## OBJECTIVE:
Check each line of the material below for "filter", then copy the ones that contain it.

##### INPUT MATERIAL #####

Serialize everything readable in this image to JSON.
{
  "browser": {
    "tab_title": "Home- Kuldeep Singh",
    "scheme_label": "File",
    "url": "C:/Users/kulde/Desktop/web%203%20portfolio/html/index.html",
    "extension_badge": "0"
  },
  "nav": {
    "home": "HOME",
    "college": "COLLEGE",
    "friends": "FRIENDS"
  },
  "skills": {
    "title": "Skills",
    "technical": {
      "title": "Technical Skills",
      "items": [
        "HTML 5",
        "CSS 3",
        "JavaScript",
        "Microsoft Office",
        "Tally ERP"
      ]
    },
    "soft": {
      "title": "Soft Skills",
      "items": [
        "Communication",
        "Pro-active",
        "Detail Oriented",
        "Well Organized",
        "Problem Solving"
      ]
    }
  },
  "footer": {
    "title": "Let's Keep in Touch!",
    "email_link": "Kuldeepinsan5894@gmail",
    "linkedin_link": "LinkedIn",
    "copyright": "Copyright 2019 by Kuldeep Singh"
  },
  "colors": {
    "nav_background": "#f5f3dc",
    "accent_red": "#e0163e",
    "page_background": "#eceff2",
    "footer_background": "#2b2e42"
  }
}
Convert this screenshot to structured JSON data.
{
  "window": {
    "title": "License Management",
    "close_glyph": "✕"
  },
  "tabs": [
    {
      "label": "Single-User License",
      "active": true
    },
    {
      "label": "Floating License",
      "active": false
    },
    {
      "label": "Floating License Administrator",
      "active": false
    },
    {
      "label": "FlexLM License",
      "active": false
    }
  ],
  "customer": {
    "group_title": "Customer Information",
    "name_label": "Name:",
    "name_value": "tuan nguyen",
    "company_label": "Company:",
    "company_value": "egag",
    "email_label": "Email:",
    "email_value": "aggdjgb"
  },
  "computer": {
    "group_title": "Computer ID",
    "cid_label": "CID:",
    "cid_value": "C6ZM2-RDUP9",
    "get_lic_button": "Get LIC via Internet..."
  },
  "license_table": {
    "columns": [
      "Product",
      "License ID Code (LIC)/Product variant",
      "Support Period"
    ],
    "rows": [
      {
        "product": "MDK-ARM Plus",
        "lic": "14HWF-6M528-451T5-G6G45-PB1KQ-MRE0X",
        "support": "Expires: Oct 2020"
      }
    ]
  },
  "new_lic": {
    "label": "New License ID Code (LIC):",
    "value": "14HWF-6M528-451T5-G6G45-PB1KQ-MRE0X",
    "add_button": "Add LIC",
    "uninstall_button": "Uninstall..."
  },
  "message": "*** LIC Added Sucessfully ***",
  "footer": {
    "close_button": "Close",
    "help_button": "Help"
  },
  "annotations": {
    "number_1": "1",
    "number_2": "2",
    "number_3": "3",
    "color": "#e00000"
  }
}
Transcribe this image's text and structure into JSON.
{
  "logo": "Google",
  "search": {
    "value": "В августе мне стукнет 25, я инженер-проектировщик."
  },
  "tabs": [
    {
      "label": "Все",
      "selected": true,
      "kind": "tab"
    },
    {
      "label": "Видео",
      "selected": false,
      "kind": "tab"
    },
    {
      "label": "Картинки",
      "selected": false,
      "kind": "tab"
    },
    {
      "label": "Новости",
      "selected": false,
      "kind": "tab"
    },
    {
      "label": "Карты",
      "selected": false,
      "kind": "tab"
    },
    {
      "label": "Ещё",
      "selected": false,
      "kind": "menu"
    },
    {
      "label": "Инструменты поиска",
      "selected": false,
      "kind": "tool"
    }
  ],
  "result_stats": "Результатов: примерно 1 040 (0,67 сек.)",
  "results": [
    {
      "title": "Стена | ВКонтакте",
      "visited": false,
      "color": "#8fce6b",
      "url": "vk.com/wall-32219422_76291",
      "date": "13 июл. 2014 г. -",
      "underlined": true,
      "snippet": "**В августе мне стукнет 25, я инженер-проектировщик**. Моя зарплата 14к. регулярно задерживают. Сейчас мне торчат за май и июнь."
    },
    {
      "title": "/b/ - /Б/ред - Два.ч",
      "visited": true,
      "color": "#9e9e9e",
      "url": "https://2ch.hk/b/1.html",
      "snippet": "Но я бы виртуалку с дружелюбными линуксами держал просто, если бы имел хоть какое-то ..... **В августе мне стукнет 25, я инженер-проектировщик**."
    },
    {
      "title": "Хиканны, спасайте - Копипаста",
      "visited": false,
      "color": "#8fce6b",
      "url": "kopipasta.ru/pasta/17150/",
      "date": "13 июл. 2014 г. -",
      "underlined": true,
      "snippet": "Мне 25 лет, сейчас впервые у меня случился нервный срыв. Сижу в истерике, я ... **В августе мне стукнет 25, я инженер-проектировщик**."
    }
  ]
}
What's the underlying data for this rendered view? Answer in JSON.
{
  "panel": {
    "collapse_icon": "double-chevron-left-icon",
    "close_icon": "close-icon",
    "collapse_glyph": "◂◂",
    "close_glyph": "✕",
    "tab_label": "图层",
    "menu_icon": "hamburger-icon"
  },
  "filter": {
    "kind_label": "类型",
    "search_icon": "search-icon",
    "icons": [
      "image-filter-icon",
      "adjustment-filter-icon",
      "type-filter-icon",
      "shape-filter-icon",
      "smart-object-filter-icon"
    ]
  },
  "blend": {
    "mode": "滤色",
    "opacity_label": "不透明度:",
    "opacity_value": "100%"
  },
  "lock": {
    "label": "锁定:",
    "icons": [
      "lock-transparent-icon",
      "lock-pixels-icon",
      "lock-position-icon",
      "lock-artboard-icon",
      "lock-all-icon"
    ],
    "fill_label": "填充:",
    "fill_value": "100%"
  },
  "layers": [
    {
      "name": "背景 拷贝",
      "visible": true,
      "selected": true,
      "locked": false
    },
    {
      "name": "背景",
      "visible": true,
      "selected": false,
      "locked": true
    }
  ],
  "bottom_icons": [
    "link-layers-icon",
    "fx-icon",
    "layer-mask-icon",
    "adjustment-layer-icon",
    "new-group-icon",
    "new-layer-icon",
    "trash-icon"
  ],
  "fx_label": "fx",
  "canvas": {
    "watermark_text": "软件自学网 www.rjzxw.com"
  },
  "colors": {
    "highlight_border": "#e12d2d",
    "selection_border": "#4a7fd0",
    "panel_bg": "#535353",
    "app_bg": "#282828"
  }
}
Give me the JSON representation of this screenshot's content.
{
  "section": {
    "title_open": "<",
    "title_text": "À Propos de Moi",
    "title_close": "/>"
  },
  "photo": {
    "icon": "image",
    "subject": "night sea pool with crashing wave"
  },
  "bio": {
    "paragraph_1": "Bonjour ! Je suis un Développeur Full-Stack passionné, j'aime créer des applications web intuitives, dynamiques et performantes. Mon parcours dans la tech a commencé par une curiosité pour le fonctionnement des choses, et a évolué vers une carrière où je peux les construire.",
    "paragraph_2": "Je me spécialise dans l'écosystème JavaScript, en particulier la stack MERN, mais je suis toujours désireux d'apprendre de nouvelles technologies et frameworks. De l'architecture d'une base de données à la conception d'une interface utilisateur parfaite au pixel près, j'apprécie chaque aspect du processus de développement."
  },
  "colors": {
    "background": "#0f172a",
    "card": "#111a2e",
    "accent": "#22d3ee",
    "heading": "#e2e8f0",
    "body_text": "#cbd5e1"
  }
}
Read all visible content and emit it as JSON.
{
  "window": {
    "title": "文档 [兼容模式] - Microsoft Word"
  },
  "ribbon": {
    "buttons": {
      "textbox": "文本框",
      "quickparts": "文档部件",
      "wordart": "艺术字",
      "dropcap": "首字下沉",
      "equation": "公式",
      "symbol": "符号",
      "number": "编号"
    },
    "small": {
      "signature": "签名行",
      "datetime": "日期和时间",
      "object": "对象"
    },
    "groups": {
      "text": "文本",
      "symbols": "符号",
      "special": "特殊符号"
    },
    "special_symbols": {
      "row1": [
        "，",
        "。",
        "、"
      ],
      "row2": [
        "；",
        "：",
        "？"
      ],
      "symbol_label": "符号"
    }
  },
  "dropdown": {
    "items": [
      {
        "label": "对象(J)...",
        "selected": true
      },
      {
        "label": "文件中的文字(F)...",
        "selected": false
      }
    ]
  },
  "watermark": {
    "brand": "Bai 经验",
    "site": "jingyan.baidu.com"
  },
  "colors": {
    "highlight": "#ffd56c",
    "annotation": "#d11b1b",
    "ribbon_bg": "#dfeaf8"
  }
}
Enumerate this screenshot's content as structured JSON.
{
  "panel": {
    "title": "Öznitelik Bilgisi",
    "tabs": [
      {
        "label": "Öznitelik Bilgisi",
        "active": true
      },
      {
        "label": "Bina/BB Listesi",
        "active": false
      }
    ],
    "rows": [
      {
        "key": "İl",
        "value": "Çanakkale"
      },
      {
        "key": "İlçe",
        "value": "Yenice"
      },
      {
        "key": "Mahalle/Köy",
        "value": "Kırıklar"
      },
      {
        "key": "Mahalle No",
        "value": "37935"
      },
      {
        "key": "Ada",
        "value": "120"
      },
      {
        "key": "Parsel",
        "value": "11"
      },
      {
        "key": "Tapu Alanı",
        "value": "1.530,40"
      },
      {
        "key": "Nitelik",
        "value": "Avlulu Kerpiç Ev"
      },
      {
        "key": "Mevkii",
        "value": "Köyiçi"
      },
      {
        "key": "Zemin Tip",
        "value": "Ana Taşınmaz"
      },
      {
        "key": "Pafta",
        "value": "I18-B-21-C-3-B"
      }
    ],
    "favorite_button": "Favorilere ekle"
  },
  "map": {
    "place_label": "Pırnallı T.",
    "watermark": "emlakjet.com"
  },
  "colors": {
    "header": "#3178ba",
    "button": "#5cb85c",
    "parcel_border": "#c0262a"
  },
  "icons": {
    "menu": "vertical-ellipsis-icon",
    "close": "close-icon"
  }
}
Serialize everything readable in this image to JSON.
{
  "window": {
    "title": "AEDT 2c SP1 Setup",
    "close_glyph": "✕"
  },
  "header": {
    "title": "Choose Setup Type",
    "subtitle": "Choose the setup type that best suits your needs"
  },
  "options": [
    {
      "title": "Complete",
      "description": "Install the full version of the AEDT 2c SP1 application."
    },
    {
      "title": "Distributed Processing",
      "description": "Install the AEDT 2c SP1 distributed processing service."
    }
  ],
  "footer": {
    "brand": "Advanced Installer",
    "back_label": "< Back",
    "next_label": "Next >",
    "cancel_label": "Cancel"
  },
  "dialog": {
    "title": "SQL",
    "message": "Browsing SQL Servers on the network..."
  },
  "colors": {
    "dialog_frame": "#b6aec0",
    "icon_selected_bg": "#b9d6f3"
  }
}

#####

## EXERCISE OUTPUT:
  "filter": {
      "image-filter-icon",
      "adjustment-filter-icon",
      "type-filter-icon",
      "shape-filter-icon",
      "smart-object-filter-icon"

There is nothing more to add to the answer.